=== Requirement ===
Find how many lines in the material contain "декабря"; your answer should be that number alone.

=== Data excerpts ===

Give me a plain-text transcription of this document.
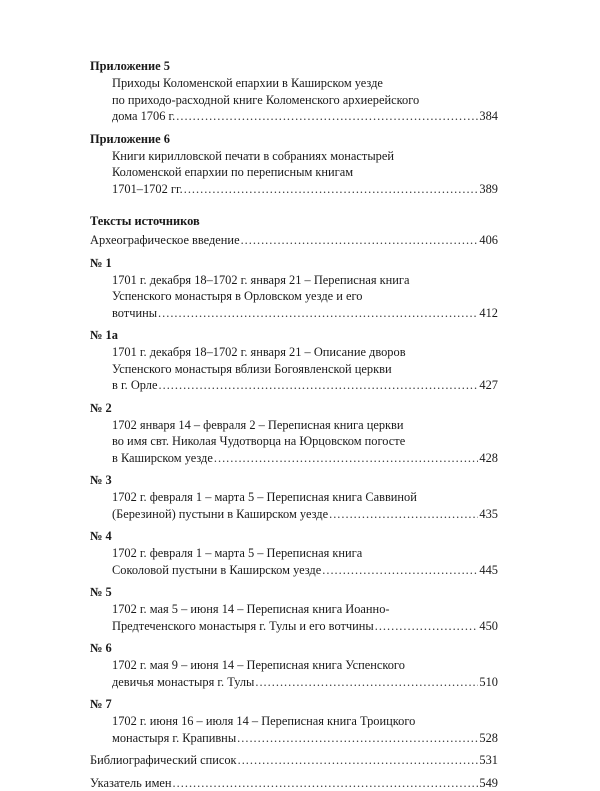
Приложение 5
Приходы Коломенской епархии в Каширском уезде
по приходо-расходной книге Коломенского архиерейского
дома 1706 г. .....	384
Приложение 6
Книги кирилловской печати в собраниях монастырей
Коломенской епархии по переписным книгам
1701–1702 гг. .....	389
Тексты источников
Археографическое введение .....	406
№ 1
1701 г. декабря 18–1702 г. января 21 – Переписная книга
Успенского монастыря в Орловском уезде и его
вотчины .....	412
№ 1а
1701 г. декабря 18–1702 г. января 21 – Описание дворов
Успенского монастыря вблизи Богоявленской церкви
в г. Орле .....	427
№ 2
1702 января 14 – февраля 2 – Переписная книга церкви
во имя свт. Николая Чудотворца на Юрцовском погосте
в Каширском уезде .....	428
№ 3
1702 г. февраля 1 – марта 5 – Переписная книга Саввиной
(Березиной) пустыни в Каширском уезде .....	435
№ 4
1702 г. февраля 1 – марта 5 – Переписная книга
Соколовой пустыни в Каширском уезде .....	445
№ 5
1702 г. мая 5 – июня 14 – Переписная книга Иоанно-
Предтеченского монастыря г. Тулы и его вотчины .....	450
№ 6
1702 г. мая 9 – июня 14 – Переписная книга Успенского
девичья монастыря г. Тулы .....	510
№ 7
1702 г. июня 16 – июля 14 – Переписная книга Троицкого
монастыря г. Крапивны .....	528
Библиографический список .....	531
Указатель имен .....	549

=== Reply to the exercise ===
2